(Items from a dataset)
━━━━━━━━━━━━━━━━━━━━━━━━━━━━━━
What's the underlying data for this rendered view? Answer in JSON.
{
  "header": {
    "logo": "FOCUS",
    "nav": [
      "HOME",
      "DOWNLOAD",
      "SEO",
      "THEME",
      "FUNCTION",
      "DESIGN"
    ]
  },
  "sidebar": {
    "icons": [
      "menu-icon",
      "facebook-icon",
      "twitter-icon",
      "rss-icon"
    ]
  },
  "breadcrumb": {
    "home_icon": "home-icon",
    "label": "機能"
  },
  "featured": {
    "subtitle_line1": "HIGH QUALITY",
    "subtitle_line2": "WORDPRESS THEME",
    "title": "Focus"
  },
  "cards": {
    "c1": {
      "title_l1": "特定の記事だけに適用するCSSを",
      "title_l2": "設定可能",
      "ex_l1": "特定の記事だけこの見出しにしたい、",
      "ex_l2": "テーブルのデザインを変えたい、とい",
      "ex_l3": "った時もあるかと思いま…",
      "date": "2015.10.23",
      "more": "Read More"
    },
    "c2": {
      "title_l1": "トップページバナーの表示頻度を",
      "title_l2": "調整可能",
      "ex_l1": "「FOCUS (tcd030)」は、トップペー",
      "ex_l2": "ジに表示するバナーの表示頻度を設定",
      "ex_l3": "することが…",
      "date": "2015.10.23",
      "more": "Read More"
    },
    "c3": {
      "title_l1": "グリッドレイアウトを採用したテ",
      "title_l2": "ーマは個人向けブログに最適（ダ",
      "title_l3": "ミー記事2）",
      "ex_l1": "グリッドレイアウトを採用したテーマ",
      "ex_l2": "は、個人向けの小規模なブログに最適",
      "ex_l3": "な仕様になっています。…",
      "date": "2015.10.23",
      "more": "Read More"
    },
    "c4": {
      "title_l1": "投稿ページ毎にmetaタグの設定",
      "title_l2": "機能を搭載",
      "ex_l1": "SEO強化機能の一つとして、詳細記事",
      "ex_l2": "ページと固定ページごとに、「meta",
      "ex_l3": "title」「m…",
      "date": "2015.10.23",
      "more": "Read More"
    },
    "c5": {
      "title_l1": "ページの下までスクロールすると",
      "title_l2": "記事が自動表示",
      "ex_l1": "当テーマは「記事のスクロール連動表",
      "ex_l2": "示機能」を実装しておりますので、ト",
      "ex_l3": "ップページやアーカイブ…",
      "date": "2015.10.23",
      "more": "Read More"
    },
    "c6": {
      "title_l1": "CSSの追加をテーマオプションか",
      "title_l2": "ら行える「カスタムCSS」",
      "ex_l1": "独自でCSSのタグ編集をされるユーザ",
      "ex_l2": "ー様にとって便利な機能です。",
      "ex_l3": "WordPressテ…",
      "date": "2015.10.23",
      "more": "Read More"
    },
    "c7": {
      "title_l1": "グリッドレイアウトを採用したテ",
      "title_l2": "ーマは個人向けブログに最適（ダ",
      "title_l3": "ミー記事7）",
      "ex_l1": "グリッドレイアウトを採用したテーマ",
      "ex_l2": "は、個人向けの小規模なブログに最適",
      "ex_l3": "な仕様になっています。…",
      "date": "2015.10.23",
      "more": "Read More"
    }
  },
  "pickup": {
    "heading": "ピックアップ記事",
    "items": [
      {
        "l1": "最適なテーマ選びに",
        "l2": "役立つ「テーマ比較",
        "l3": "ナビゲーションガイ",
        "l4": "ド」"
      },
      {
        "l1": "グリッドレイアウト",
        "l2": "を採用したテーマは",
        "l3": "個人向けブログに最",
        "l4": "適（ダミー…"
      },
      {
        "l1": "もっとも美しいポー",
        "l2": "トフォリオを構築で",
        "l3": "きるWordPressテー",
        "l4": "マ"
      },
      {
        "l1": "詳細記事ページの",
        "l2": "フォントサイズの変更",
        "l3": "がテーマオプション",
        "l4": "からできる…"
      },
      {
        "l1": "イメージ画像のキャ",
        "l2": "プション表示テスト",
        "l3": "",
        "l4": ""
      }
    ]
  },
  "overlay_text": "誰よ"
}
━━━━━━━━━━━━━━━━━━━━━━━━━━━━━━
WRITTEN EXERCISE —
What is needed here is an exact reproduction of all the entries.

RESPONSE —
What's the underlying data for this rendered view? Answer in JSON.
{
  "header": {
    "logo": "FOCUS",
    "nav": [
      "HOME",
      "DOWNLOAD",
      "SEO",
      "THEME",
      "FUNCTION",
      "DESIGN"
    ]
  },
  "sidebar": {
    "icons": [
      "menu-icon",
      "facebook-icon",
      "twitter-icon",
      "rss-icon"
    ]
  },
  "breadcrumb": {
    "home_icon": "home-icon",
    "label": "機能"
  },
  "featured": {
    "subtitle_line1": "HIGH QUALITY",
    "subtitle_line2": "WORDPRESS THEME",
    "title": "Focus"
  },
  "cards": {
    "c1": {
      "title_l1": "特定の記事だけに適用するCSSを",
      "title_l2": "設定可能",
      "ex_l1": "特定の記事だけこの見出しにしたい、",
      "ex_l2": "テーブルのデザインを変えたい、とい",
      "ex_l3": "った時もあるかと思いま…",
      "date": "2015.10.23",
      "more": "Read More"
    },
    "c2": {
      "title_l1": "トップページバナーの表示頻度を",
      "title_l2": "調整可能",
      "ex_l1": "「FOCUS (tcd030)」は、トップペー",
      "ex_l2": "ジに表示するバナーの表示頻度を設定",
      "ex_l3": "することが…",
      "date": "2015.10.23",
      "more": "Read More"
    },
    "c3": {
      "title_l1": "グリッドレイアウトを採用したテ",
      "title_l2": "ーマは個人向けブログに最適（ダ",
      "title_l3": "ミー記事2）",
      "ex_l1": "グリッドレイアウトを採用したテーマ",
      "ex_l2": "は、個人向けの小規模なブログに最適",
      "ex_l3": "な仕様になっています。…",
      "date": "2015.10.23",
      "more": "Read More"
    },
    "c4": {
      "title_l1": "投稿ページ毎にmetaタグの設定",
      "title_l2": "機能を搭載",
      "ex_l1": "SEO強化機能の一つとして、詳細記事",
      "ex_l2": "ページと固定ページごとに、「meta",
      "ex_l3": "title」「m…",
      "date": "2015.10.23",
      "more": "Read More"
    },
    "c5": {
      "title_l1": "ページの下までスクロールすると",
      "title_l2": "記事が自動表示",
      "ex_l1": "当テーマは「記事のスクロール連動表",
      "ex_l2": "示機能」を実装しておりますので、ト",
      "ex_l3": "ップページやアーカイブ…",
      "date": "2015.10.23",
      "more": "Read More"
    },
    "c6": {
      "title_l1": "CSSの追加をテーマオプションか",
      "title_l2": "ら行える「カスタムCSS」",
      "ex_l1": "独自でCSSのタグ編集をされるユーザ",
      "ex_l2": "ー様にとって便利な機能です。",
      "ex_l3": "WordPressテ…",
      "date": "2015.10.23",
      "more": "Read More"
    },
    "c7": {
      "title_l1": "グリッドレイアウトを採用したテ",
      "title_l2": "ーマは個人向けブログに最適（ダ",
      "title_l3": "ミー記事7）",
      "ex_l1": "グリッドレイアウトを採用したテーマ",
      "ex_l2": "は、個人向けの小規模なブログに最適",
      "ex_l3": "な仕様になっています。…",
      "date": "2015.10.23",
      "more": "Read More"
    }
  },
  "pickup": {
    "heading": "ピックアップ記事",
    "items": [
      {
        "l1": "最適なテーマ選びに",
        "l2": "役立つ「テーマ比較",
        "l3": "ナビゲーションガイ",
        "l4": "ド」"
      },
      {
        "l1": "グリッドレイアウト",
        "l2": "を採用したテーマは",
        "l3": "個人向けブログに最",
        "l4": "適（ダミー…"
      },
      {
        "l1": "もっとも美しいポー",
        "l2": "トフォリオを構築で",
        "l3": "きるWordPressテー",
        "l4": "マ"
      },
      {
        "l1": "詳細記事ページの",
        "l2": "フォントサイズの変更",
        "l3": "がテーマオプション",
        "l4": "からできる…"
      },
      {
        "l1": "イメージ画像のキャ",
        "l2": "プション表示テスト",
        "l3": "",
        "l4": ""
      }
    ]
  },
  "overlay_text": "誰よ"
}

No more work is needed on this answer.